Check every line of the entries for "precisó", and copy the lines that hold it.

----- Data for this exercise

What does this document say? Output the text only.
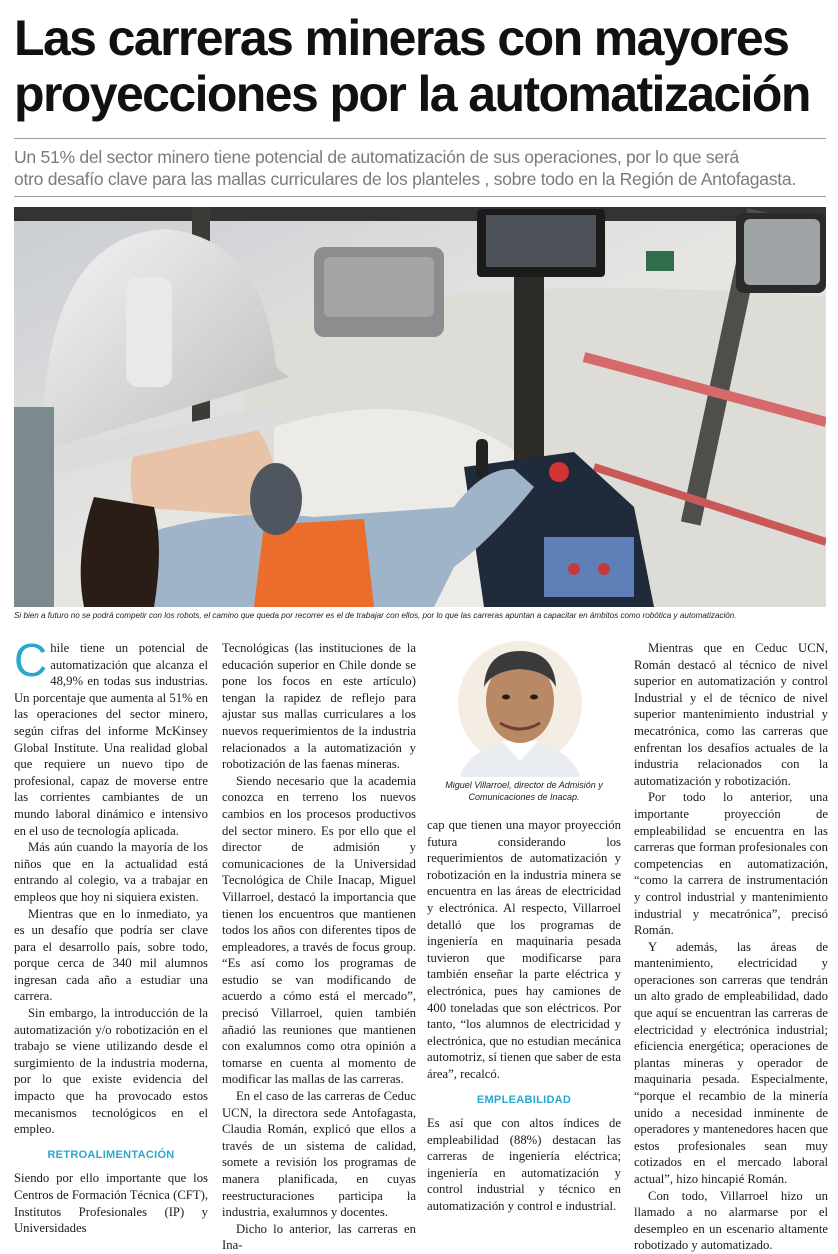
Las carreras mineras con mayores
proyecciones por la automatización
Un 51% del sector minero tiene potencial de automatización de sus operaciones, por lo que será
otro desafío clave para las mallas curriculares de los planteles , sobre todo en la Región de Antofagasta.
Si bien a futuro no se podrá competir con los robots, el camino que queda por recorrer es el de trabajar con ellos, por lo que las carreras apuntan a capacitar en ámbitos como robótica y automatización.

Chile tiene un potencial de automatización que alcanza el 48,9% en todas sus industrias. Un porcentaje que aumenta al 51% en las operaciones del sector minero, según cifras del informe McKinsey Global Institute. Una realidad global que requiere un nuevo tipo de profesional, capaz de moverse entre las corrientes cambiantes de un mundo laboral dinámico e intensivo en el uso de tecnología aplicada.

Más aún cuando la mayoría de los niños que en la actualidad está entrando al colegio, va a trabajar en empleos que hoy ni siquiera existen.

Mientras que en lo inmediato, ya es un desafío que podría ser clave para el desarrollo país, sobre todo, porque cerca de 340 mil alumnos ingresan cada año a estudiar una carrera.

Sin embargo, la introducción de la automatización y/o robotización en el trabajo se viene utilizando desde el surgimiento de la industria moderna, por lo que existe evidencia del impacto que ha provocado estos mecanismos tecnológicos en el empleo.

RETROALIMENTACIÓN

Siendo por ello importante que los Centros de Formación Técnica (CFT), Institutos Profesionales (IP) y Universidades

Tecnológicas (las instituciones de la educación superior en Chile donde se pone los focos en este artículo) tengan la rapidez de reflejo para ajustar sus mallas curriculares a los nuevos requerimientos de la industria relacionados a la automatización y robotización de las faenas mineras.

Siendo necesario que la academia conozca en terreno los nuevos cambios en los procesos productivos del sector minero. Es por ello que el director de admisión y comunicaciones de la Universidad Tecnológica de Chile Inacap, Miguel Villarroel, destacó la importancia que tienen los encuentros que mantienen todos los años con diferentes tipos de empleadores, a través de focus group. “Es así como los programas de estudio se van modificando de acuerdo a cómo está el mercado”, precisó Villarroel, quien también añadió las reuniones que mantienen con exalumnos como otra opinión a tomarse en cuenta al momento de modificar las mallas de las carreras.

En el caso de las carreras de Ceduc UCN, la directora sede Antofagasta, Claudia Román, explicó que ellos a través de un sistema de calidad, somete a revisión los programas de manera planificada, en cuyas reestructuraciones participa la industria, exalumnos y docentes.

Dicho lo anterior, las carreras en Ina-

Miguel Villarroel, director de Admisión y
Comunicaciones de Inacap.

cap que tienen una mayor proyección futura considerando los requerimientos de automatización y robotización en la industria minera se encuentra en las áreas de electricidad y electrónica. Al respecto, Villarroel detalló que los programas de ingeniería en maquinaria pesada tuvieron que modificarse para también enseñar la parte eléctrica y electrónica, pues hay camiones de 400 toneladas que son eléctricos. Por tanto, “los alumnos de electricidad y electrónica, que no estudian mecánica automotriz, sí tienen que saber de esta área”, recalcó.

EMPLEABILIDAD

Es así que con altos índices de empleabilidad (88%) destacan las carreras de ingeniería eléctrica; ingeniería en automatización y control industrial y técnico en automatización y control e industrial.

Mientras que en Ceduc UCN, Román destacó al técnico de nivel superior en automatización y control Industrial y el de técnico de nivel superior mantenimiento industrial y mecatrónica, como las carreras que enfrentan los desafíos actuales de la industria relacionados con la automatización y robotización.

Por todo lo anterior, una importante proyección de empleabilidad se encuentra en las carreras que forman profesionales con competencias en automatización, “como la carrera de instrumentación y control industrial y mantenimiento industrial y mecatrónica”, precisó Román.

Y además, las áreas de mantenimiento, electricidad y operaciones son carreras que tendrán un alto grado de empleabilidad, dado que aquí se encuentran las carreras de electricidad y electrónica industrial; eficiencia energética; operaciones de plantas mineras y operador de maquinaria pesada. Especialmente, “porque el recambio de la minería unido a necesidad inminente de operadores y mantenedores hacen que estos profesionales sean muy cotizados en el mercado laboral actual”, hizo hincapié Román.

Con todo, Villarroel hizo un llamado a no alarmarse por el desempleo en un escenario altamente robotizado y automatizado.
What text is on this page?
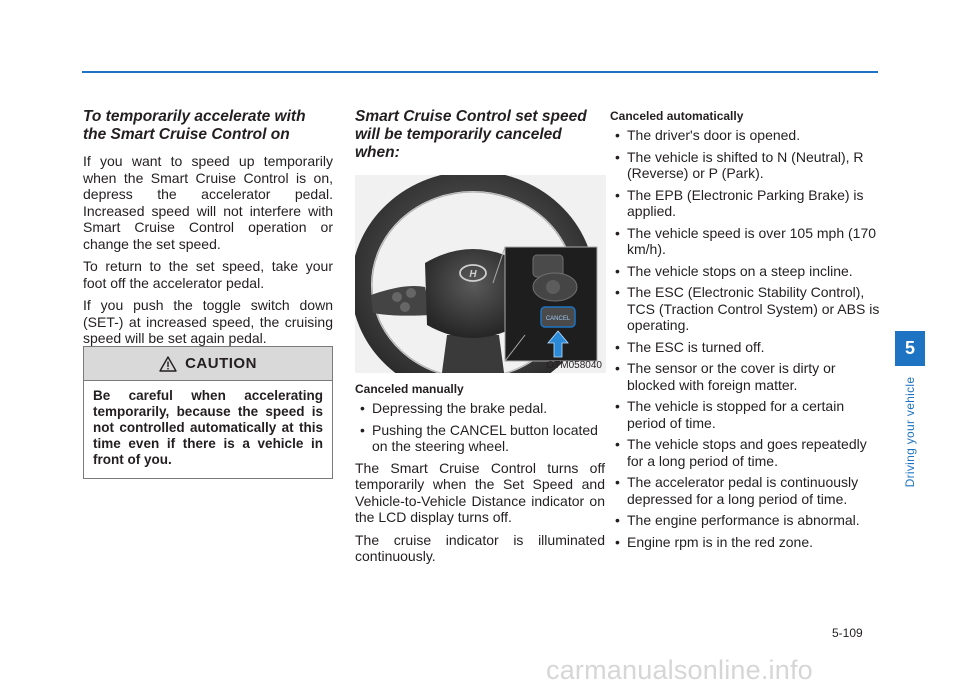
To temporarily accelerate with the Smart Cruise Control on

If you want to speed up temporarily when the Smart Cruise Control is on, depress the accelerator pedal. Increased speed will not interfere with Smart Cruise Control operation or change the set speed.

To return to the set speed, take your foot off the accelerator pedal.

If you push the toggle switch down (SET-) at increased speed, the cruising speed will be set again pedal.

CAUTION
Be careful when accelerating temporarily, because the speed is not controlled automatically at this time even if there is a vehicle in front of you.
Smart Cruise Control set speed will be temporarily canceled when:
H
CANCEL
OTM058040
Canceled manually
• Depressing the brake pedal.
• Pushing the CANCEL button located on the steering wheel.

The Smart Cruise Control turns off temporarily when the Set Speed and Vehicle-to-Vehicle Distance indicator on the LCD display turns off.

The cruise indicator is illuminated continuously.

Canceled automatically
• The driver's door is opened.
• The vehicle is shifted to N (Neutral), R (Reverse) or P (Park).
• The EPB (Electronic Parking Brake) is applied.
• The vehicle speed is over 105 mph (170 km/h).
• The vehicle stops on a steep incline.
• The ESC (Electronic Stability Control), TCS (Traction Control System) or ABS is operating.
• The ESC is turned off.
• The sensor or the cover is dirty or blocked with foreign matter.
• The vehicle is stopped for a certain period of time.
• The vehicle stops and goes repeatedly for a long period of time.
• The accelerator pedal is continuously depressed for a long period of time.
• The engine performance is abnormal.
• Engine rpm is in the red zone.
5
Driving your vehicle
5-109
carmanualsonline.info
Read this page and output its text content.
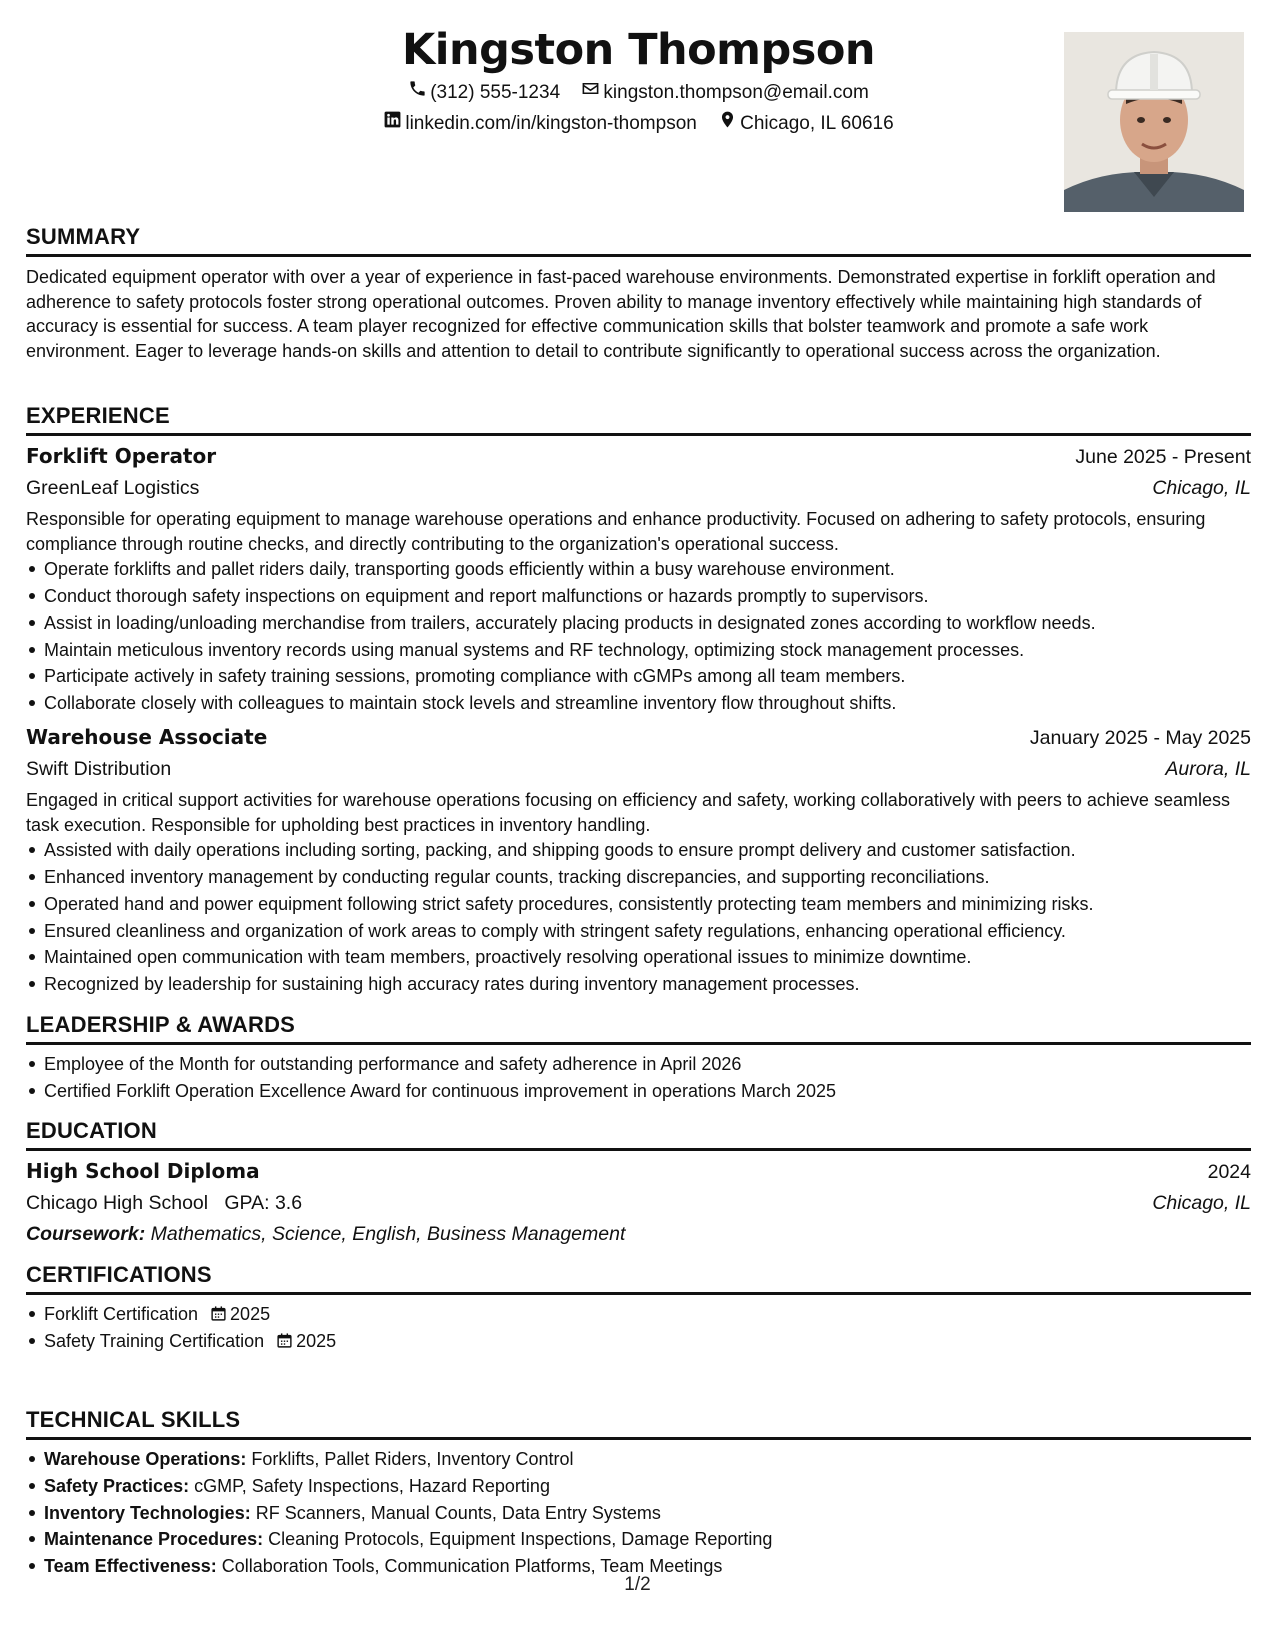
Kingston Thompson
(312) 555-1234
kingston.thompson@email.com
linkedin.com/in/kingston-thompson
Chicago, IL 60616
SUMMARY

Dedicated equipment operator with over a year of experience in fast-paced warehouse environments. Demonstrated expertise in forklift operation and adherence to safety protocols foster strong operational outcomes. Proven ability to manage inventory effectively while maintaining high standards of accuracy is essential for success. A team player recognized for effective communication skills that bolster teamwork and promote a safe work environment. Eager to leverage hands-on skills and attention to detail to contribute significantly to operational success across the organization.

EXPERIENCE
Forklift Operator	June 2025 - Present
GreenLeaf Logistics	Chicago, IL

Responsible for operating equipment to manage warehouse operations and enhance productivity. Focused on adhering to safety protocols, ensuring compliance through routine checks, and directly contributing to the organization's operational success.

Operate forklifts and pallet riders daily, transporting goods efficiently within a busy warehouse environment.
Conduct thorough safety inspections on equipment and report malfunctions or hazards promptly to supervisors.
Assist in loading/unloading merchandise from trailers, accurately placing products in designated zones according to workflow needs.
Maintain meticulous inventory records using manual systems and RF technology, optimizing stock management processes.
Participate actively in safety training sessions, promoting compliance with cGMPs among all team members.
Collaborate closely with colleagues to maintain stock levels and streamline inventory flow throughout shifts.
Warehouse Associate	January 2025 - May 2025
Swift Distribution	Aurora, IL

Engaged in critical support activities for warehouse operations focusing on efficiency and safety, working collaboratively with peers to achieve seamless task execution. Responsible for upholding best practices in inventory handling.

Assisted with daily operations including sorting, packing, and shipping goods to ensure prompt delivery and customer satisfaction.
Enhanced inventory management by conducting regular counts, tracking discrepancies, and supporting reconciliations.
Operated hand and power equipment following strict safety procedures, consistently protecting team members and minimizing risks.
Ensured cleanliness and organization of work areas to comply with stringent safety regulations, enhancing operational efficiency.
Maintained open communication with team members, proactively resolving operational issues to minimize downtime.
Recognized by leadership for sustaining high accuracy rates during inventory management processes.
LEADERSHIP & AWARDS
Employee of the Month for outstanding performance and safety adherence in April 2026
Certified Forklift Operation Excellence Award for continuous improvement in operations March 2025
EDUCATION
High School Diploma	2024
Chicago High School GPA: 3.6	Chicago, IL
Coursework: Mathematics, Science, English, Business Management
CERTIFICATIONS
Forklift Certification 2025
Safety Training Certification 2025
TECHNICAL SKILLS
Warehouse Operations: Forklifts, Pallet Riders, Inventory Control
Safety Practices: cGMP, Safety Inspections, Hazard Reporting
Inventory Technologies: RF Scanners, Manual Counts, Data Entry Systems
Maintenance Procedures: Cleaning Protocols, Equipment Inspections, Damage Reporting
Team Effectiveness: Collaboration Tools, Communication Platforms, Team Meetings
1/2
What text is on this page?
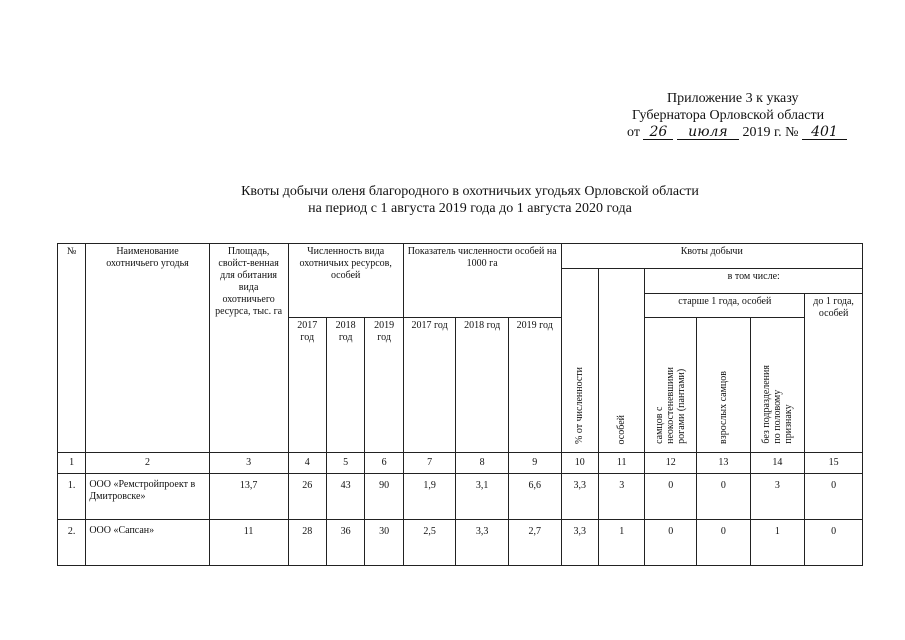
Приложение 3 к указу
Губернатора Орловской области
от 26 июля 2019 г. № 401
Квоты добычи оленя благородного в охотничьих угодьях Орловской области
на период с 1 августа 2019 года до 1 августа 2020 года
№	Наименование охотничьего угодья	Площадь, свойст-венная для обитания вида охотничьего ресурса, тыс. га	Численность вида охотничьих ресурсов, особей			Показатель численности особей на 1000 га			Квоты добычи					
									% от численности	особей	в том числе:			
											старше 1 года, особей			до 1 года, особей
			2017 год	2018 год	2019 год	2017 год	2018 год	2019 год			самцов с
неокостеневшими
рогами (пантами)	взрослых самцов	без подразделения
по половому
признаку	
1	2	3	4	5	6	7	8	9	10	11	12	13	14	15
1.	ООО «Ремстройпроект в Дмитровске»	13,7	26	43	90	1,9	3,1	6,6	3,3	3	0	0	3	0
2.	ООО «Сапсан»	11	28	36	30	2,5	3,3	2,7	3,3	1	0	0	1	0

----------

Exercise output =
Siendo necesario que la academia conozca en terreno los nuevos cambios en los procesos productivos del sector minero. Es por ello que el director de admisión y comunicaciones de la Universidad Tecnológica de Chile Inacap, Miguel Villarroel, destacó la importancia que tienen los encuentros que mantienen todos los años con diferentes tipos de empleadores, a través de focus group. “Es así como los programas de estudio se van modificando de acuerdo a cómo está el mercado”, precisó Villarroel, quien también añadió las reuniones que mantienen con exalumnos como otra opinión a tomarse en cuenta al momento de modificar las mallas de las carreras.
Por todo lo anterior, una importante proyección de empleabilidad se encuentra en las carreras que forman profesionales con competencias en automatización, “como la carrera de instrumentación y control industrial y mantenimiento industrial y mecatrónica”, precisó Román.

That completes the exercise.